**REQUIRED WORK:** Scan the listing that follows and report how many lines contain "logo". Write the number alone.

Excerpt from a dataset
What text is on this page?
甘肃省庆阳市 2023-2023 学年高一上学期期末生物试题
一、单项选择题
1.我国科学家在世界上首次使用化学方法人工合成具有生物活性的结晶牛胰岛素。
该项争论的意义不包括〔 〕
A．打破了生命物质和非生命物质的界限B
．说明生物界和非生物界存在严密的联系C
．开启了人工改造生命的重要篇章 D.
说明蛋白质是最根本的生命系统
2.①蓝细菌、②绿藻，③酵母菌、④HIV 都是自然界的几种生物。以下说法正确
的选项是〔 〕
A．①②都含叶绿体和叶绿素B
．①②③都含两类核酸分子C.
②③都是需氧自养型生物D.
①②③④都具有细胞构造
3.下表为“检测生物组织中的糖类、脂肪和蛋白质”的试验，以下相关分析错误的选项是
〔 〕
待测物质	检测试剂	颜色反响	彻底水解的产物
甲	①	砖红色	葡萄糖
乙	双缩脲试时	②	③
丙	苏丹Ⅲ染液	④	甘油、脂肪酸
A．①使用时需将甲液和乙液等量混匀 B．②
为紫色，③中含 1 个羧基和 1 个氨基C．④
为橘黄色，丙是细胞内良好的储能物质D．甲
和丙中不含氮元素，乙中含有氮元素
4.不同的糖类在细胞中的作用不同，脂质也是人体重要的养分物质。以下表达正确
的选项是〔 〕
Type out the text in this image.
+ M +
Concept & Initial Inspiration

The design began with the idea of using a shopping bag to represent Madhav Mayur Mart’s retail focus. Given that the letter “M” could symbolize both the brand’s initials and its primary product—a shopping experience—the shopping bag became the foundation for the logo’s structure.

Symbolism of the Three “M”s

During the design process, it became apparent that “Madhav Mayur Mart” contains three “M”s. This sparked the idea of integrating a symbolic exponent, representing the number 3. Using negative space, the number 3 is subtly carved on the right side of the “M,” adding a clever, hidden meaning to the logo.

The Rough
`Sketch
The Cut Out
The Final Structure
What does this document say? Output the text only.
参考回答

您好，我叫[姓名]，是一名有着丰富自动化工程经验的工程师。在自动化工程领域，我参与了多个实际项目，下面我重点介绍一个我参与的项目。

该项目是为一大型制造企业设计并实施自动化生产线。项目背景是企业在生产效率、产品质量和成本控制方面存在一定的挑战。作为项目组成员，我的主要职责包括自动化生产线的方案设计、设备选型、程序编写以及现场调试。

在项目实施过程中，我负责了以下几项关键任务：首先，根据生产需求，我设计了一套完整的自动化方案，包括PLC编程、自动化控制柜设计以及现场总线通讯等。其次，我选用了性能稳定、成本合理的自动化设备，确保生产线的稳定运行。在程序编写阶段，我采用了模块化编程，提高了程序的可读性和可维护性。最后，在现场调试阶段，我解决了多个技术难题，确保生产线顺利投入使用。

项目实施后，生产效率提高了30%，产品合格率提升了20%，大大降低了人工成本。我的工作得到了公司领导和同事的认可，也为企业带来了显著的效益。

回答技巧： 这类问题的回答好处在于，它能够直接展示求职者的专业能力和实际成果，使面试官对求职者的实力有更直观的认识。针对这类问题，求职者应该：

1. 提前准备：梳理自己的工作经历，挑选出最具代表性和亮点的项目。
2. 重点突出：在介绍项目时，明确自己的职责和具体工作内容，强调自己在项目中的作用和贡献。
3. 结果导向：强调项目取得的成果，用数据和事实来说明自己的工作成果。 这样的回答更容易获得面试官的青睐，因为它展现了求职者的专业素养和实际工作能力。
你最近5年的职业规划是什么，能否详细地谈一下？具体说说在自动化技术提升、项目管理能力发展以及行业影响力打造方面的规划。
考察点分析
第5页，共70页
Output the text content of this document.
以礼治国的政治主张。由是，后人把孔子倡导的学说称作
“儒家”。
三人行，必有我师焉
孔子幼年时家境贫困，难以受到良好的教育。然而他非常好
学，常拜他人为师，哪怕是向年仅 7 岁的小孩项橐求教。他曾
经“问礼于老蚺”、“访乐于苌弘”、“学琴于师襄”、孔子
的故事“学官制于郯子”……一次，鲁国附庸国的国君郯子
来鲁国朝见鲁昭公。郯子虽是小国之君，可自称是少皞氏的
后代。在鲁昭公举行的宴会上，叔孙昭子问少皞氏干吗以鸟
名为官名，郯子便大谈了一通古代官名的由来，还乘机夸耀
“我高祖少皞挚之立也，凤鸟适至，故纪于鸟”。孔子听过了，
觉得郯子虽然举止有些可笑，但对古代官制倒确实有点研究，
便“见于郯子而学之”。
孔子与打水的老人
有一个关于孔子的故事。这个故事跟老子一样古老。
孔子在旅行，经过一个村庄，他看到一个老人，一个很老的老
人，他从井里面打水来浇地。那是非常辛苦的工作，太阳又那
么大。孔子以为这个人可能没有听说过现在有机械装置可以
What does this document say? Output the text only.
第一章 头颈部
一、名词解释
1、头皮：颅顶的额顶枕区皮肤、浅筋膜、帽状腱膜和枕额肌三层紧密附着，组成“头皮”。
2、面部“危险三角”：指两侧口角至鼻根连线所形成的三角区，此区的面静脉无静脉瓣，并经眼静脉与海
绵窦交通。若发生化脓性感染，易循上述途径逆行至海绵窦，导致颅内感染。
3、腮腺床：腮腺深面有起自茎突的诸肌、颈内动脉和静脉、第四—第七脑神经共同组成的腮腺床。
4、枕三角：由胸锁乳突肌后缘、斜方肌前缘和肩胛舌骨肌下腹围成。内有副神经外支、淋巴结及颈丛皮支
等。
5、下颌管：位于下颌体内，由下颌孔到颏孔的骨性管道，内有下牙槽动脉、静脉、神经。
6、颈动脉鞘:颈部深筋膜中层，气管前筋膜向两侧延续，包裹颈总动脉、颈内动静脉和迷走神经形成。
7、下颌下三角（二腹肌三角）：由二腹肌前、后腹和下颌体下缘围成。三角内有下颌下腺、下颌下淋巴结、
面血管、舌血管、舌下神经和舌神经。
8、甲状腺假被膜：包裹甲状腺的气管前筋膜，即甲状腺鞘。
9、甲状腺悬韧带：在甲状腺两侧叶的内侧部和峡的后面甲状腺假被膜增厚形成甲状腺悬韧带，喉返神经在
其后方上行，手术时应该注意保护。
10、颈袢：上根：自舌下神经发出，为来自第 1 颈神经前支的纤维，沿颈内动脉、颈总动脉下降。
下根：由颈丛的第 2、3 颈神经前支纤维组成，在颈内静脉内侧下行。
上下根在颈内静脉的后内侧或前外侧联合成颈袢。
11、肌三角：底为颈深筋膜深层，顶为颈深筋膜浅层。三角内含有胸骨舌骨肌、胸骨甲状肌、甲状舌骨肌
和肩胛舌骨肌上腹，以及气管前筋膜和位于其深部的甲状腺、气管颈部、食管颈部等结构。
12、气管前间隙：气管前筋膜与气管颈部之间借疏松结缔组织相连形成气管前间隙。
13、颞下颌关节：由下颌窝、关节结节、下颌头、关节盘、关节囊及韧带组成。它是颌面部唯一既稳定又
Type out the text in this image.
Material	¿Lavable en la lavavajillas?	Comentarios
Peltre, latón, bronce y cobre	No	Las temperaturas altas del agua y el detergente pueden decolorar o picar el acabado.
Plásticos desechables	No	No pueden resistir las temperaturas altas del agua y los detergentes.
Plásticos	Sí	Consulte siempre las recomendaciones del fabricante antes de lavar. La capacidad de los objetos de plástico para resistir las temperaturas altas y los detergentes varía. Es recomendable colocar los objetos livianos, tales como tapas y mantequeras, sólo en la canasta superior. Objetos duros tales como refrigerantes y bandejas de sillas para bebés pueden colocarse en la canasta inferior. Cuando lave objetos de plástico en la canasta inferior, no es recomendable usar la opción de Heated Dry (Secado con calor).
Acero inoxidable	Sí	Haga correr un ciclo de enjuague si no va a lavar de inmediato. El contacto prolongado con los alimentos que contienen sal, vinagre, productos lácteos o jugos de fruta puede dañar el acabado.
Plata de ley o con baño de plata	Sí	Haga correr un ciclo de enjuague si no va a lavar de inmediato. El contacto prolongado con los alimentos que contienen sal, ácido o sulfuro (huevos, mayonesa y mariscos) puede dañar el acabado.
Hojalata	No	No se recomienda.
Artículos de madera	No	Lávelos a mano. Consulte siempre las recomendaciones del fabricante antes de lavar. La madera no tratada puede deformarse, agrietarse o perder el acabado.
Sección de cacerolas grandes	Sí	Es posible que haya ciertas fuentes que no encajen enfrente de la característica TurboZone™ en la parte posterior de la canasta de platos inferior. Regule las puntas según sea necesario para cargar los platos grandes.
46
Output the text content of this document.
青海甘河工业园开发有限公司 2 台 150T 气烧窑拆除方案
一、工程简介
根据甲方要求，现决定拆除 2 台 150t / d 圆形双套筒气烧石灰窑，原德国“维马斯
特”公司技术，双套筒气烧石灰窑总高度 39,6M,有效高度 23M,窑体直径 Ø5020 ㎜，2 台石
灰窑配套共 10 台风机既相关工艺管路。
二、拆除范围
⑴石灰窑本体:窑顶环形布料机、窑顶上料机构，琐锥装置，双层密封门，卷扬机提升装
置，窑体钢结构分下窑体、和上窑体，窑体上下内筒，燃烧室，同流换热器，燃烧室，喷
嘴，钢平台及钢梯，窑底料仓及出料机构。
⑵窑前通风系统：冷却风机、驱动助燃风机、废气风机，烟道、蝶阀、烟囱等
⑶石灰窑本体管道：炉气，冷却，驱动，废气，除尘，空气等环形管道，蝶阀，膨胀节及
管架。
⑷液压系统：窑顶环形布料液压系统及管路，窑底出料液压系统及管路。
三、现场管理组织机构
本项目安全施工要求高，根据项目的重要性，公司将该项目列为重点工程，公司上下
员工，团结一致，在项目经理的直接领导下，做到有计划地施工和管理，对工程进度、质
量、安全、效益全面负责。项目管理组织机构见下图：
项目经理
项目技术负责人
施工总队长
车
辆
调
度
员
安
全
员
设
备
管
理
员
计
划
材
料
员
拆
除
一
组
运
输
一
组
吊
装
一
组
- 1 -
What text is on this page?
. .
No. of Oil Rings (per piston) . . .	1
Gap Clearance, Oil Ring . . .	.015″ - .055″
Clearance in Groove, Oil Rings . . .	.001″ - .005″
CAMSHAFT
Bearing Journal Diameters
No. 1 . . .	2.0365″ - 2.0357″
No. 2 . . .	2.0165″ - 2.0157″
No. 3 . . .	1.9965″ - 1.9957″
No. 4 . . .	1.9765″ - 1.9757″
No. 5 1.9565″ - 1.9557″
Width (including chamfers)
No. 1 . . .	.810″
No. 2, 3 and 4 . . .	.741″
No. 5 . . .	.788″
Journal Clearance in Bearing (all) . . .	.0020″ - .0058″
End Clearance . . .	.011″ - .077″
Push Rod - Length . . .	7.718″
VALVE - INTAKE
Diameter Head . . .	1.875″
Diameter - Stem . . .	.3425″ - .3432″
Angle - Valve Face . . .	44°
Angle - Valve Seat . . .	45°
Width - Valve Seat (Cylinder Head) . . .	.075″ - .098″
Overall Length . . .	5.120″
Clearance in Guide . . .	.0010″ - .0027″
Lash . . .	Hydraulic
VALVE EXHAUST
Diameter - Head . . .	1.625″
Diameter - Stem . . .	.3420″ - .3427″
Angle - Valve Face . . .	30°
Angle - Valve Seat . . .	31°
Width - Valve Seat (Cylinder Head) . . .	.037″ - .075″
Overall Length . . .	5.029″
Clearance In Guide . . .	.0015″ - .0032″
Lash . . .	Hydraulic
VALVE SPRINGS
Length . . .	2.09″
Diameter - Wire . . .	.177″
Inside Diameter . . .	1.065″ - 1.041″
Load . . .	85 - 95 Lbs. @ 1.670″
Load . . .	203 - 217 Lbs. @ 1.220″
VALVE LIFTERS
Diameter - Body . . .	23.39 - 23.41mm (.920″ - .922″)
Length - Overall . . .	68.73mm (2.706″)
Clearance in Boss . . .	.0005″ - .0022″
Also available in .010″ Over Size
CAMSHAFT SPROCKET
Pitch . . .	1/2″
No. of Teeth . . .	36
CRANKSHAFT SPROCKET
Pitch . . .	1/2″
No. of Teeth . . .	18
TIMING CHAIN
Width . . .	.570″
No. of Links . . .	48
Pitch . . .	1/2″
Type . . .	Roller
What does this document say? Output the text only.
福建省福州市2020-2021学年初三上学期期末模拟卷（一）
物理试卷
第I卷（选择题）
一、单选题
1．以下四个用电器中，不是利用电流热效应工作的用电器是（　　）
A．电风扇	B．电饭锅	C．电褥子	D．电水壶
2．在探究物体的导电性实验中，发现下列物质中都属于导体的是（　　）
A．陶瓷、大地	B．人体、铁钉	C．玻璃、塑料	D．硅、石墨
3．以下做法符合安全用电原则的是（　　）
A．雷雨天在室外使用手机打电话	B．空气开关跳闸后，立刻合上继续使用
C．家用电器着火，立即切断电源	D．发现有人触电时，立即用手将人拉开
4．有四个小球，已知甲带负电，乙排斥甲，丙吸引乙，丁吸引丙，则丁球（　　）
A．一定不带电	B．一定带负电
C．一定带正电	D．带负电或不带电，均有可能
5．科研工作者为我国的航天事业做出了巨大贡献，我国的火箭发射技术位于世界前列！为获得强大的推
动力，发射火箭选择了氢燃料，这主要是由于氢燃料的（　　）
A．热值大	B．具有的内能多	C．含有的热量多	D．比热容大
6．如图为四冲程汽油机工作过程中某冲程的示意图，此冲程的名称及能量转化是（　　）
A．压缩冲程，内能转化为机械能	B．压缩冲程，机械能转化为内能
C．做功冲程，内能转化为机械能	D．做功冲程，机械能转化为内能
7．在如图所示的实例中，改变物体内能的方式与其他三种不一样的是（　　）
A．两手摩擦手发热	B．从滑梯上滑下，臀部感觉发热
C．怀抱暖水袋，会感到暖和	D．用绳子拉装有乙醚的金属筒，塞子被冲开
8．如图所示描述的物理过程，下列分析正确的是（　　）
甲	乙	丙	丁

**TASK OUTPUT:** 2